__Records from a collection of figures__
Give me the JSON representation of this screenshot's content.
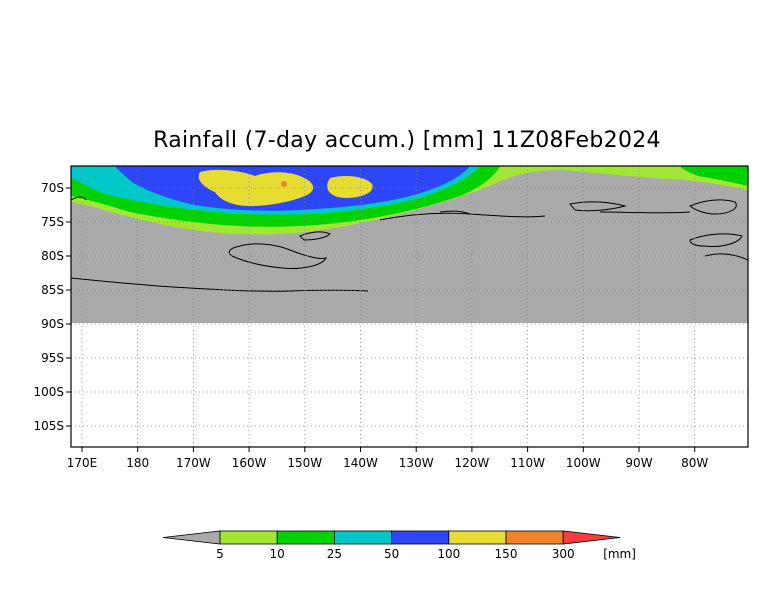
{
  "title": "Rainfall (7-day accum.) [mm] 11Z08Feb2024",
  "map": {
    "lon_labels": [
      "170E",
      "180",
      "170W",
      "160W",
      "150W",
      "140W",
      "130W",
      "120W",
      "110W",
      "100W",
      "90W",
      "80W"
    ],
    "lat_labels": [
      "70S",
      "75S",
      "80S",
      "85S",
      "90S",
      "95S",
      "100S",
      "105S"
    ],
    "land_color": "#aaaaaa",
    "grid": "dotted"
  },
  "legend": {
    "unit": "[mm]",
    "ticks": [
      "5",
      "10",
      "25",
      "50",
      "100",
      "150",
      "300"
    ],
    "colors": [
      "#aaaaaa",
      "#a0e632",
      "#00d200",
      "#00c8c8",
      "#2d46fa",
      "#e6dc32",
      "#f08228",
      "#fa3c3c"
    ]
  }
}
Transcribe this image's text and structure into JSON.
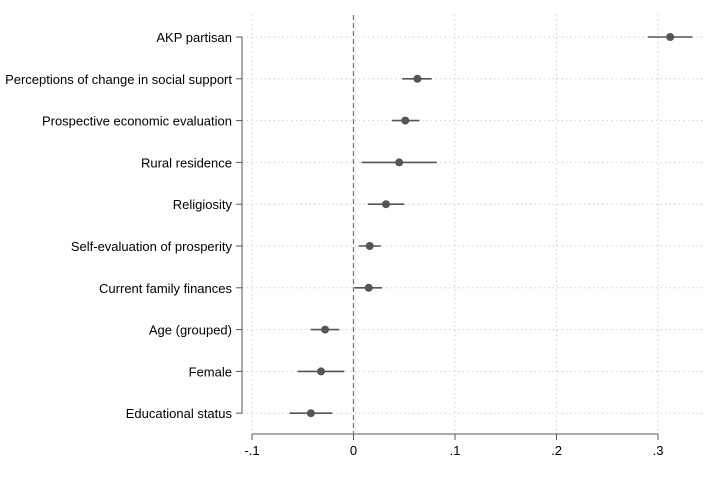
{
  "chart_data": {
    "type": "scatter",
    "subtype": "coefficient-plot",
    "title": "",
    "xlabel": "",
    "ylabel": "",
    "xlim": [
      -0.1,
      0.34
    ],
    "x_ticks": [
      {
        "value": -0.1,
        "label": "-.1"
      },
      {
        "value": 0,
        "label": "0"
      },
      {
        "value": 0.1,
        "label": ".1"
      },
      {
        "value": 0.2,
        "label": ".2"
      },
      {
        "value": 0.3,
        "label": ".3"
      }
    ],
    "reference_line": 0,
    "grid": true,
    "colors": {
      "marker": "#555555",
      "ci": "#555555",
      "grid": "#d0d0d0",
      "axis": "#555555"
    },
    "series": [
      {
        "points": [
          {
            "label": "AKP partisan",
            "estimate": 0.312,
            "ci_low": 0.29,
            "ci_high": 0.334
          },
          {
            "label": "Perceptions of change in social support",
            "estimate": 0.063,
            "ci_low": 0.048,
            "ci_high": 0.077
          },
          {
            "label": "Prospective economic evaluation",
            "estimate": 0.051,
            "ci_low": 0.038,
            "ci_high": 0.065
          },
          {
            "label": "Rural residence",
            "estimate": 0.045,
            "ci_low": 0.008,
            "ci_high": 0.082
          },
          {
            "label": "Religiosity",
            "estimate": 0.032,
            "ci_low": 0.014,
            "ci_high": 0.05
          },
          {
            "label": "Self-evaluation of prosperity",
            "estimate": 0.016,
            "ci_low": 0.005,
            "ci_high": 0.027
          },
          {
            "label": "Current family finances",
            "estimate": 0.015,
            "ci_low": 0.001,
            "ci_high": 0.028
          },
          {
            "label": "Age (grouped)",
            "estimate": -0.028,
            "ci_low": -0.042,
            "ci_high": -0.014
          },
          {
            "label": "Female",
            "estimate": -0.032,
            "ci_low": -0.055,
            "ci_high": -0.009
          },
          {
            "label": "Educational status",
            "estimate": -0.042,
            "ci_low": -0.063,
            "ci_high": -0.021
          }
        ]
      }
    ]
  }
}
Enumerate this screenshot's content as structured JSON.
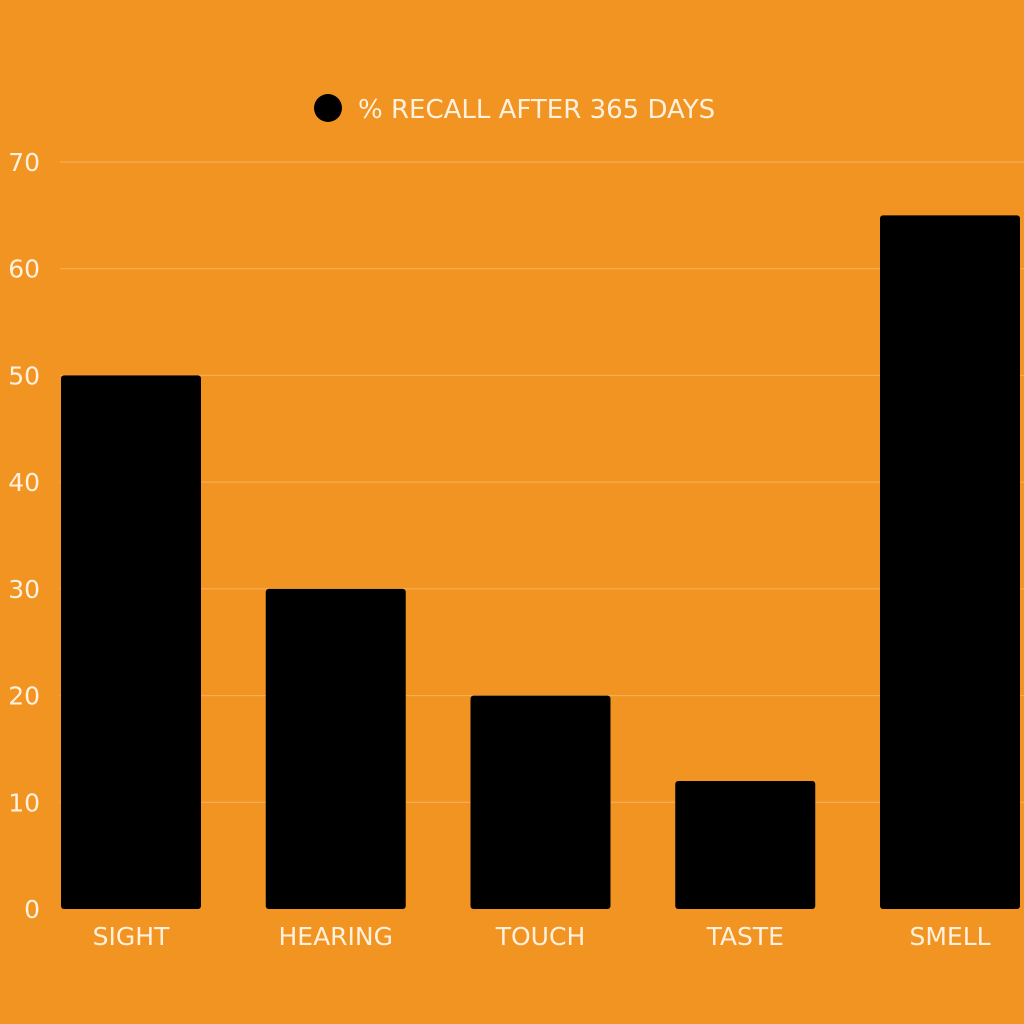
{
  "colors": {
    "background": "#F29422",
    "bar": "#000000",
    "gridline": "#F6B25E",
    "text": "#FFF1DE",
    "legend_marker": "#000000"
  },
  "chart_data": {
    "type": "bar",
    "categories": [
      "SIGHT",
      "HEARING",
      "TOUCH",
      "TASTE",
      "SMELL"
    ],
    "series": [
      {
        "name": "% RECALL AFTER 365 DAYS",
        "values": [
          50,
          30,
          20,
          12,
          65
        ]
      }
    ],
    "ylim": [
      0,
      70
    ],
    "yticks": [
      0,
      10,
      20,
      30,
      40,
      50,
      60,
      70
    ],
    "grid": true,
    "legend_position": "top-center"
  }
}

==

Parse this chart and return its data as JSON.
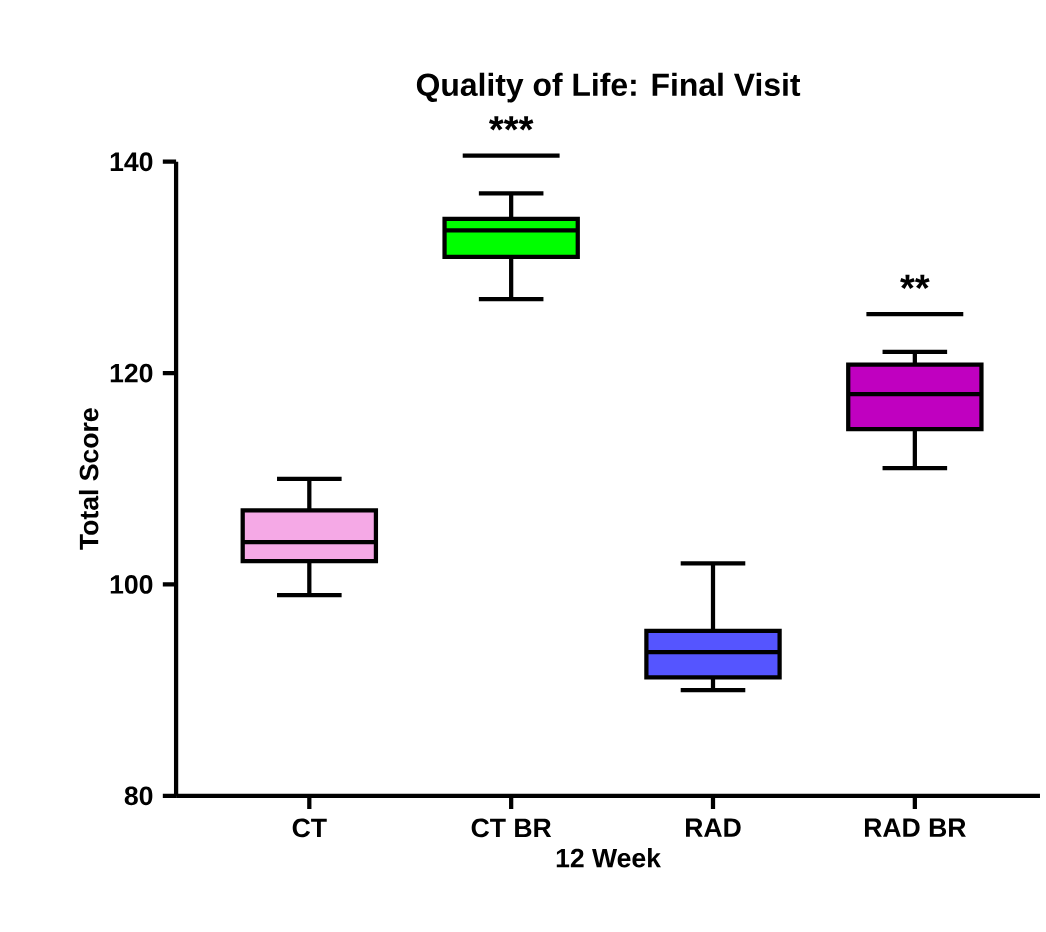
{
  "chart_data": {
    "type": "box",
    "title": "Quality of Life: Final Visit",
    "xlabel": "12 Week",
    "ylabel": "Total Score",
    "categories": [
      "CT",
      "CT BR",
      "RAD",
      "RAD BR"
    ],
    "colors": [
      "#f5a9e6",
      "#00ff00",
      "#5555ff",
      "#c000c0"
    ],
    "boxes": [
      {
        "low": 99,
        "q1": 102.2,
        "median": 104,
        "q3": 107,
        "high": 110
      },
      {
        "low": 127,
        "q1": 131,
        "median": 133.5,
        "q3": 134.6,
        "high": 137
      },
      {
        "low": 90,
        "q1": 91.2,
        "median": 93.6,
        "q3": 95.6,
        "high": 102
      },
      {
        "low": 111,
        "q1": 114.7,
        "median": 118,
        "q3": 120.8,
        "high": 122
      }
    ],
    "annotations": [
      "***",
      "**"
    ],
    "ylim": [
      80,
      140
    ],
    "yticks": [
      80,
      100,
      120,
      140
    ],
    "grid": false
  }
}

__EXERCISE__
Filter the entries down to the lines containing "title". Copy each of those lines.

__EXERCISE RESULT__
  "title": "Rainfall (7-day accum.) [mm] 11Z08Feb2024",
    "title": "",
    "title": "Quality of Life: Final Visit",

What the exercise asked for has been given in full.